[Exercise requirements]: Everything in the listing should be restated word for word.
==== Stored data ====
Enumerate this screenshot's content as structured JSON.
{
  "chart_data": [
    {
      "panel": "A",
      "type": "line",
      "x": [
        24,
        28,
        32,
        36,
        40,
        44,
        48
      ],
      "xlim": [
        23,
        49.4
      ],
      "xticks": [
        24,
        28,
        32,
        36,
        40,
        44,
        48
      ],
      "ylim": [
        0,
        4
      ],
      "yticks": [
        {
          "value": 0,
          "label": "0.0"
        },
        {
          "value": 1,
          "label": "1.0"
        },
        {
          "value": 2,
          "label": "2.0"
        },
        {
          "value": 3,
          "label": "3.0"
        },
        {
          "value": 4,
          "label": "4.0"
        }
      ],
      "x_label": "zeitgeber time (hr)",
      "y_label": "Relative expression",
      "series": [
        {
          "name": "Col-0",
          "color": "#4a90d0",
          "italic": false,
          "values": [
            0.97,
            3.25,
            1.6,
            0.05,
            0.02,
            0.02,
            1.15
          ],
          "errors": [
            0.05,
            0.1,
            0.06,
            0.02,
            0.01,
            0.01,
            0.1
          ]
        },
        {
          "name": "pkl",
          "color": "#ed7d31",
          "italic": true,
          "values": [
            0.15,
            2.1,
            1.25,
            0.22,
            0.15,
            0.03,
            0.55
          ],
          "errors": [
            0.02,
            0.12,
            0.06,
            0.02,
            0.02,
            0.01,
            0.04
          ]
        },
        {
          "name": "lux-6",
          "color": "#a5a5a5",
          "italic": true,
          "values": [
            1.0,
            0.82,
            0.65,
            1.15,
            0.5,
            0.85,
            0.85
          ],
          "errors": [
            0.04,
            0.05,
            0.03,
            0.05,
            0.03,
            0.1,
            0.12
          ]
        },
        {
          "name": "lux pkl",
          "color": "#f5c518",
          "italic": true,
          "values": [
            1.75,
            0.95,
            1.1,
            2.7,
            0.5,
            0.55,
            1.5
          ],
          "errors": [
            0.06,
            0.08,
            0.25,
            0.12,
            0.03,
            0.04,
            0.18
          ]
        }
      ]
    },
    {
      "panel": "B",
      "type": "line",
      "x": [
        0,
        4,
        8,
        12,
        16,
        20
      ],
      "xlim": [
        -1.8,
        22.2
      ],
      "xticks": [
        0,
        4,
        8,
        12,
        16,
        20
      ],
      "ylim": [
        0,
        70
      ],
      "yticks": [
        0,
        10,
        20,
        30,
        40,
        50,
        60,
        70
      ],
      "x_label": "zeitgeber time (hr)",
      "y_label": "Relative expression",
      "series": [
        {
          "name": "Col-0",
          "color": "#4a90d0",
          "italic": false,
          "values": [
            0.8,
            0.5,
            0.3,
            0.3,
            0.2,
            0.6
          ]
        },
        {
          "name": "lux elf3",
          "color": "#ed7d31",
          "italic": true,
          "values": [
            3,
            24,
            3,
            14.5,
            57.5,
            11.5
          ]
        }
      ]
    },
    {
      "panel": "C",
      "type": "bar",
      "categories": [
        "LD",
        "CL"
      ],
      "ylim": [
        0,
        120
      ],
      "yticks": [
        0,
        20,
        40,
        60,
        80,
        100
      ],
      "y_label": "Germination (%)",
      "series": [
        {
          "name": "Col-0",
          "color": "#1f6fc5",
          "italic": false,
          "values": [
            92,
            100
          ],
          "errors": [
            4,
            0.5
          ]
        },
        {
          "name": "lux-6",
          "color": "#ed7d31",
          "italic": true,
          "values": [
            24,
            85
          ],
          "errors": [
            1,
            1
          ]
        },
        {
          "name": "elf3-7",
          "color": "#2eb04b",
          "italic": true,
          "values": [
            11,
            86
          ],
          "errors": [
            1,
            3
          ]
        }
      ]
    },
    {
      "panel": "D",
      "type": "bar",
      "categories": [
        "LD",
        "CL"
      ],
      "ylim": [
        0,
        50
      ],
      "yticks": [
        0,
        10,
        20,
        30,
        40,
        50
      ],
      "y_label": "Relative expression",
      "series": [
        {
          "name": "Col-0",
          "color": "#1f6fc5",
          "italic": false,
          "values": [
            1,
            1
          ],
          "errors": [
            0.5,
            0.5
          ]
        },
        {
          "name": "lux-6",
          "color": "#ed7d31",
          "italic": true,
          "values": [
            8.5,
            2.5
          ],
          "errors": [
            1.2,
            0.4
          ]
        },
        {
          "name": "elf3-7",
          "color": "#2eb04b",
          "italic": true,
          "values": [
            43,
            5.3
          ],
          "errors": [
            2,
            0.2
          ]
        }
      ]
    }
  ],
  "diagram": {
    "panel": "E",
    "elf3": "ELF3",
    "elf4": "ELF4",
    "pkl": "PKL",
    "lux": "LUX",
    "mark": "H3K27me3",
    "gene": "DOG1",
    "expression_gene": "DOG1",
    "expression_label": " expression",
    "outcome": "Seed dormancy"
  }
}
====
[Correct result]:
Enumerate this screenshot's content as structured JSON.
{
  "chart_data": [
    {
      "panel": "A",
      "type": "line",
      "x": [
        24,
        28,
        32,
        36,
        40,
        44,
        48
      ],
      "xlim": [
        23,
        49.4
      ],
      "xticks": [
        24,
        28,
        32,
        36,
        40,
        44,
        48
      ],
      "ylim": [
        0,
        4
      ],
      "yticks": [
        {
          "value": 0,
          "label": "0.0"
        },
        {
          "value": 1,
          "label": "1.0"
        },
        {
          "value": 2,
          "label": "2.0"
        },
        {
          "value": 3,
          "label": "3.0"
        },
        {
          "value": 4,
          "label": "4.0"
        }
      ],
      "x_label": "zeitgeber time (hr)",
      "y_label": "Relative expression",
      "series": [
        {
          "name": "Col-0",
          "color": "#4a90d0",
          "italic": false,
          "values": [
            0.97,
            3.25,
            1.6,
            0.05,
            0.02,
            0.02,
            1.15
          ],
          "errors": [
            0.05,
            0.1,
            0.06,
            0.02,
            0.01,
            0.01,
            0.1
          ]
        },
        {
          "name": "pkl",
          "color": "#ed7d31",
          "italic": true,
          "values": [
            0.15,
            2.1,
            1.25,
            0.22,
            0.15,
            0.03,
            0.55
          ],
          "errors": [
            0.02,
            0.12,
            0.06,
            0.02,
            0.02,
            0.01,
            0.04
          ]
        },
        {
          "name": "lux-6",
          "color": "#a5a5a5",
          "italic": true,
          "values": [
            1.0,
            0.82,
            0.65,
            1.15,
            0.5,
            0.85,
            0.85
          ],
          "errors": [
            0.04,
            0.05,
            0.03,
            0.05,
            0.03,
            0.1,
            0.12
          ]
        },
        {
          "name": "lux pkl",
          "color": "#f5c518",
          "italic": true,
          "values": [
            1.75,
            0.95,
            1.1,
            2.7,
            0.5,
            0.55,
            1.5
          ],
          "errors": [
            0.06,
            0.08,
            0.25,
            0.12,
            0.03,
            0.04,
            0.18
          ]
        }
      ]
    },
    {
      "panel": "B",
      "type": "line",
      "x": [
        0,
        4,
        8,
        12,
        16,
        20
      ],
      "xlim": [
        -1.8,
        22.2
      ],
      "xticks": [
        0,
        4,
        8,
        12,
        16,
        20
      ],
      "ylim": [
        0,
        70
      ],
      "yticks": [
        0,
        10,
        20,
        30,
        40,
        50,
        60,
        70
      ],
      "x_label": "zeitgeber time (hr)",
      "y_label": "Relative expression",
      "series": [
        {
          "name": "Col-0",
          "color": "#4a90d0",
          "italic": false,
          "values": [
            0.8,
            0.5,
            0.3,
            0.3,
            0.2,
            0.6
          ]
        },
        {
          "name": "lux elf3",
          "color": "#ed7d31",
          "italic": true,
          "values": [
            3,
            24,
            3,
            14.5,
            57.5,
            11.5
          ]
        }
      ]
    },
    {
      "panel": "C",
      "type": "bar",
      "categories": [
        "LD",
        "CL"
      ],
      "ylim": [
        0,
        120
      ],
      "yticks": [
        0,
        20,
        40,
        60,
        80,
        100
      ],
      "y_label": "Germination (%)",
      "series": [
        {
          "name": "Col-0",
          "color": "#1f6fc5",
          "italic": false,
          "values": [
            92,
            100
          ],
          "errors": [
            4,
            0.5
          ]
        },
        {
          "name": "lux-6",
          "color": "#ed7d31",
          "italic": true,
          "values": [
            24,
            85
          ],
          "errors": [
            1,
            1
          ]
        },
        {
          "name": "elf3-7",
          "color": "#2eb04b",
          "italic": true,
          "values": [
            11,
            86
          ],
          "errors": [
            1,
            3
          ]
        }
      ]
    },
    {
      "panel": "D",
      "type": "bar",
      "categories": [
        "LD",
        "CL"
      ],
      "ylim": [
        0,
        50
      ],
      "yticks": [
        0,
        10,
        20,
        30,
        40,
        50
      ],
      "y_label": "Relative expression",
      "series": [
        {
          "name": "Col-0",
          "color": "#1f6fc5",
          "italic": false,
          "values": [
            1,
            1
          ],
          "errors": [
            0.5,
            0.5
          ]
        },
        {
          "name": "lux-6",
          "color": "#ed7d31",
          "italic": true,
          "values": [
            8.5,
            2.5
          ],
          "errors": [
            1.2,
            0.4
          ]
        },
        {
          "name": "elf3-7",
          "color": "#2eb04b",
          "italic": true,
          "values": [
            43,
            5.3
          ],
          "errors": [
            2,
            0.2
          ]
        }
      ]
    }
  ],
  "diagram": {
    "panel": "E",
    "elf3": "ELF3",
    "elf4": "ELF4",
    "pkl": "PKL",
    "lux": "LUX",
    "mark": "H3K27me3",
    "gene": "DOG1",
    "expression_gene": "DOG1",
    "expression_label": " expression",
    "outcome": "Seed dormancy"
  }
}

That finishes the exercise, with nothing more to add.